DESCRIPTION OF THE TASK: Rewrite every line of the records below as a numbered list, omitting any blank lines.

BEGIN RECORDED INFORMATION

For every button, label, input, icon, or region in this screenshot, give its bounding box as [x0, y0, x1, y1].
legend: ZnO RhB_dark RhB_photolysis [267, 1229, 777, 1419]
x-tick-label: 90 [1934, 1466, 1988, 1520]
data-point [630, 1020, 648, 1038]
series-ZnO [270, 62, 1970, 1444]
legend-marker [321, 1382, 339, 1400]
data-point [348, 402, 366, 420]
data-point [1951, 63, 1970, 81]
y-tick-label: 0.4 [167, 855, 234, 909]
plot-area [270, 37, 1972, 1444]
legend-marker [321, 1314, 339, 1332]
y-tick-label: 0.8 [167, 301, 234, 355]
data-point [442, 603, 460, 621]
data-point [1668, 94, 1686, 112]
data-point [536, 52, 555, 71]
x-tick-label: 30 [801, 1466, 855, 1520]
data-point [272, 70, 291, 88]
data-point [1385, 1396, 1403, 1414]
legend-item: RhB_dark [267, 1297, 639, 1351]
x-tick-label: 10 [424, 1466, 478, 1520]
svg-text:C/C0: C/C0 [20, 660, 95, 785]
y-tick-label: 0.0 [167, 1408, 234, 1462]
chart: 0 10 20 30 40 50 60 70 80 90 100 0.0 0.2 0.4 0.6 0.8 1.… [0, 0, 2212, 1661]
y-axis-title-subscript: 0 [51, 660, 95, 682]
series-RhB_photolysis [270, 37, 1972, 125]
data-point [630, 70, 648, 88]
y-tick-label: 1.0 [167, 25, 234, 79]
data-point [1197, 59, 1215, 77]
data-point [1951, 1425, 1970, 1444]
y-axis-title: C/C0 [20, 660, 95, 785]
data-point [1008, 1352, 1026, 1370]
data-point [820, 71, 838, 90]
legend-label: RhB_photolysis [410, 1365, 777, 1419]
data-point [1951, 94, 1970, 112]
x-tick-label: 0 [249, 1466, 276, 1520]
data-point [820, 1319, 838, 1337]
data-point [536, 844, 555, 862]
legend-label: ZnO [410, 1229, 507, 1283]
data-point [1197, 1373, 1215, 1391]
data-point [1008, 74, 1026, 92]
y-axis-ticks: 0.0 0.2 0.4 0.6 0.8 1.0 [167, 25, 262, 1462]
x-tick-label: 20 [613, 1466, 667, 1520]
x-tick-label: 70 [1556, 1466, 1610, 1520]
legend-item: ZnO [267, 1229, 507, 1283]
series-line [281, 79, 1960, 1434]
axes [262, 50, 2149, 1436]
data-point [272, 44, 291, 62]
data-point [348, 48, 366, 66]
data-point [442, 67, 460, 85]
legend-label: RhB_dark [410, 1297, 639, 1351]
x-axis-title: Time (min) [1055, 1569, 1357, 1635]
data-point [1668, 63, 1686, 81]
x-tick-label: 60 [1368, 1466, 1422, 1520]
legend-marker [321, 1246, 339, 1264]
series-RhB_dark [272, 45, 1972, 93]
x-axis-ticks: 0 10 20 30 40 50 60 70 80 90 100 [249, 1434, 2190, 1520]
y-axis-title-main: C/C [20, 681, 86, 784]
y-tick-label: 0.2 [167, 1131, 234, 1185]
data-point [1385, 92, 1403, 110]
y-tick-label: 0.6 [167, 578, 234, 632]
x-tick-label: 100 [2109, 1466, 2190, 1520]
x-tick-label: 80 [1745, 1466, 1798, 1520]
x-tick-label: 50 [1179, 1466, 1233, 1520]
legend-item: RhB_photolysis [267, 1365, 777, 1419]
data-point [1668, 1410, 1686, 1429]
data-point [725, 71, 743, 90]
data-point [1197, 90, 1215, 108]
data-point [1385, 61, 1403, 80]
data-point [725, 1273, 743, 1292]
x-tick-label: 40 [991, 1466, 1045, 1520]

END RECORDED INFORMATION

WRITTEN SOLUTION:
1. For every button, label, input, icon, or region in this screenshot, give its bounding box as [x0, y0, x1, y1].
2. legend: ZnO RhB_dark RhB_photolysis [267, 1229, 777, 1419]
3. x-tick-label: 90 [1934, 1466, 1988, 1520]
4. data-point [630, 1020, 648, 1038]
5. series-ZnO [270, 62, 1970, 1444]
6. legend-marker [321, 1382, 339, 1400]
7. data-point [348, 402, 366, 420]
8. data-point [1951, 63, 1970, 81]
9. y-tick-label: 0.4 [167, 855, 234, 909]
10. plot-area [270, 37, 1972, 1444]
11. legend-marker [321, 1314, 339, 1332]
12. y-tick-label: 0.8 [167, 301, 234, 355]
13. data-point [442, 603, 460, 621]
14. data-point [1668, 94, 1686, 112]
15. data-point [536, 52, 555, 71]
16. x-tick-label: 30 [801, 1466, 855, 1520]
17. data-point [272, 70, 291, 88]
18. data-point [1385, 1396, 1403, 1414]
19. legend-item: RhB_dark [267, 1297, 639, 1351]
20. x-tick-label: 10 [424, 1466, 478, 1520]
21. svg-text:C/C0: C/C0 [20, 660, 95, 785]
22. y-tick-label: 0.0 [167, 1408, 234, 1462]
23. chart: 0 10 20 30 40 50 60 70 80 90 100 0.0 0.2 0.4 0.6 0.8 1.… [0, 0, 2212, 1661]
24. y-axis-title-subscript: 0 [51, 660, 95, 682]
25. series-RhB_photolysis [270, 37, 1972, 125]
26. data-point [630, 70, 648, 88]
27. y-tick-label: 1.0 [167, 25, 234, 79]
28. data-point [1197, 59, 1215, 77]
29. data-point [1951, 1425, 1970, 1444]
30. y-axis-title: C/C0 [20, 660, 95, 785]
31. data-point [1008, 1352, 1026, 1370]
32. data-point [820, 71, 838, 90]
33. legend-label: RhB_photolysis [410, 1365, 777, 1419]
34. data-point [1951, 94, 1970, 112]
35. x-tick-label: 0 [249, 1466, 276, 1520]
36. data-point [820, 1319, 838, 1337]
37. data-point [536, 844, 555, 862]
38. legend-label: ZnO [410, 1229, 507, 1283]
39. data-point [1197, 1373, 1215, 1391]
40. data-point [1008, 74, 1026, 92]
41. y-axis-ticks: 0.0 0.2 0.4 0.6 0.8 1.0 [167, 25, 262, 1462]
42. x-tick-label: 20 [613, 1466, 667, 1520]
43. x-tick-label: 70 [1556, 1466, 1610, 1520]
44. legend-item: ZnO [267, 1229, 507, 1283]
45. series-line [281, 79, 1960, 1434]
46. axes [262, 50, 2149, 1436]
47. data-point [272, 44, 291, 62]
48. data-point [348, 48, 366, 66]
49. data-point [442, 67, 460, 85]
50. legend-label: RhB_dark [410, 1297, 639, 1351]
51. x-axis-title: Time (min) [1055, 1569, 1357, 1635]
52. data-point [1668, 63, 1686, 81]
53. x-tick-label: 60 [1368, 1466, 1422, 1520]
54. legend-marker [321, 1246, 339, 1264]
55. series-RhB_dark [272, 45, 1972, 93]
56. x-axis-ticks: 0 10 20 30 40 50 60 70 80 90 100 [249, 1434, 2190, 1520]
57. y-axis-title-main: C/C [20, 681, 86, 784]
58. y-tick-label: 0.2 [167, 1131, 234, 1185]
59. data-point [1385, 92, 1403, 110]
60. y-tick-label: 0.6 [167, 578, 234, 632]
61. x-tick-label: 100 [2109, 1466, 2190, 1520]
62. x-tick-label: 80 [1745, 1466, 1798, 1520]
63. x-tick-label: 50 [1179, 1466, 1233, 1520]
64. legend-item: RhB_photolysis [267, 1365, 777, 1419]
65. data-point [1668, 1410, 1686, 1429]
66. data-point [725, 71, 743, 90]
67. data-point [1197, 90, 1215, 108]
68. data-point [1385, 61, 1403, 80]
69. data-point [725, 1273, 743, 1292]
70. x-tick-label: 40 [991, 1466, 1045, 1520]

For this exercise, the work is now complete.